= Exercise prompt =
Write only the number of lines holding the string "Premium".

++++

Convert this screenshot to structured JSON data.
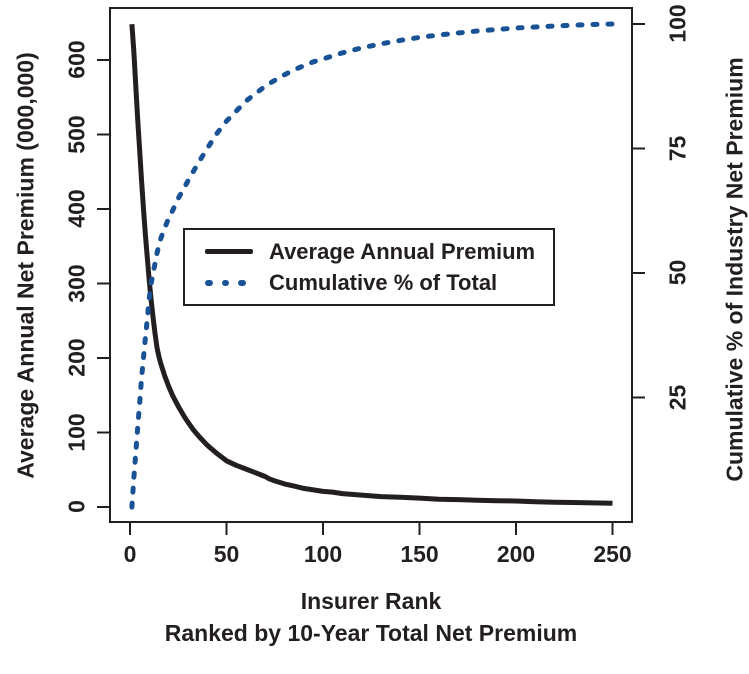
{
  "figure": {
    "background": "#ffffff",
    "line_black": "#231f20",
    "line_blue": "#1a5296",
    "axis_color": "#231f20"
  },
  "chart_data": {
    "type": "line",
    "title": "",
    "x_axis": {
      "label": "Insurer Rank",
      "sublabel": "Ranked by 10-Year Total Net Premium",
      "ticks": [
        0,
        50,
        100,
        150,
        200,
        250
      ],
      "range": [
        0,
        250
      ]
    },
    "y_left_axis": {
      "label": "Average Annual Net Premium (000,000)",
      "ticks": [
        0,
        100,
        200,
        300,
        400,
        500,
        600
      ],
      "range": [
        0,
        600
      ]
    },
    "y_right_axis": {
      "label": "Cumulative % of Industry Net Premium",
      "ticks": [
        25,
        50,
        75,
        100
      ],
      "range": [
        0,
        100
      ]
    },
    "legend": {
      "position": "center-left",
      "entries": [
        {
          "label": "Average Annual Premium",
          "style": "solid",
          "color": "#231f20"
        },
        {
          "label": "Cumulative % of Total",
          "style": "dotted",
          "color": "#1a5296"
        }
      ]
    },
    "grid": false,
    "series": [
      {
        "name": "Average Annual Premium",
        "axis": "left",
        "style": "solid",
        "color": "#231f20",
        "points": [
          [
            1,
            648
          ],
          [
            2,
            610
          ],
          [
            3,
            565
          ],
          [
            4,
            520
          ],
          [
            5,
            478
          ],
          [
            6,
            437
          ],
          [
            7,
            400
          ],
          [
            8,
            365
          ],
          [
            9,
            333
          ],
          [
            10,
            303
          ],
          [
            11,
            277
          ],
          [
            12,
            253
          ],
          [
            13,
            232
          ],
          [
            14,
            214
          ],
          [
            15,
            202
          ],
          [
            16,
            192
          ],
          [
            17,
            184
          ],
          [
            18,
            176
          ],
          [
            19,
            169
          ],
          [
            20,
            162
          ],
          [
            22,
            150
          ],
          [
            25,
            135
          ],
          [
            28,
            122
          ],
          [
            30,
            114
          ],
          [
            33,
            103
          ],
          [
            36,
            94
          ],
          [
            40,
            83
          ],
          [
            45,
            72
          ],
          [
            50,
            62
          ],
          [
            55,
            56
          ],
          [
            60,
            51
          ],
          [
            65,
            46
          ],
          [
            68,
            43
          ],
          [
            70,
            41
          ],
          [
            72,
            38
          ],
          [
            75,
            35
          ],
          [
            80,
            31
          ],
          [
            85,
            28
          ],
          [
            90,
            25
          ],
          [
            95,
            23
          ],
          [
            100,
            21
          ],
          [
            105,
            20
          ],
          [
            110,
            18
          ],
          [
            120,
            16
          ],
          [
            130,
            14
          ],
          [
            140,
            13
          ],
          [
            150,
            12
          ],
          [
            160,
            10.5
          ],
          [
            170,
            10
          ],
          [
            180,
            9
          ],
          [
            190,
            8.5
          ],
          [
            200,
            8
          ],
          [
            210,
            7
          ],
          [
            220,
            6.5
          ],
          [
            230,
            6
          ],
          [
            240,
            5.5
          ],
          [
            250,
            5
          ]
        ]
      },
      {
        "name": "Cumulative % of Total",
        "axis": "right",
        "style": "dotted",
        "color": "#1a5296",
        "points": [
          [
            1,
            3
          ],
          [
            2,
            9
          ],
          [
            3,
            14
          ],
          [
            4,
            19
          ],
          [
            5,
            24
          ],
          [
            6,
            29
          ],
          [
            7,
            33
          ],
          [
            8,
            37
          ],
          [
            9,
            41
          ],
          [
            10,
            45
          ],
          [
            11,
            48
          ],
          [
            12,
            50
          ],
          [
            13,
            52
          ],
          [
            14,
            54
          ],
          [
            15,
            55.5
          ],
          [
            16,
            57
          ],
          [
            18,
            59
          ],
          [
            20,
            61
          ],
          [
            22,
            62.5
          ],
          [
            25,
            65
          ],
          [
            28,
            67
          ],
          [
            30,
            68.5
          ],
          [
            33,
            70.5
          ],
          [
            36,
            72.5
          ],
          [
            40,
            75
          ],
          [
            45,
            78
          ],
          [
            50,
            80.5
          ],
          [
            55,
            82.5
          ],
          [
            60,
            84.5
          ],
          [
            65,
            86
          ],
          [
            70,
            87.5
          ],
          [
            75,
            88.7
          ],
          [
            80,
            89.8
          ],
          [
            85,
            90.8
          ],
          [
            90,
            91.6
          ],
          [
            95,
            92.4
          ],
          [
            100,
            93
          ],
          [
            110,
            94.2
          ],
          [
            120,
            95.2
          ],
          [
            130,
            96
          ],
          [
            140,
            96.7
          ],
          [
            150,
            97.3
          ],
          [
            160,
            97.8
          ],
          [
            170,
            98.2
          ],
          [
            180,
            98.6
          ],
          [
            190,
            98.9
          ],
          [
            200,
            99.2
          ],
          [
            210,
            99.4
          ],
          [
            220,
            99.6
          ],
          [
            230,
            99.75
          ],
          [
            240,
            99.9
          ],
          [
            250,
            100
          ]
        ]
      }
    ]
  }
}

++++

= Task output =
5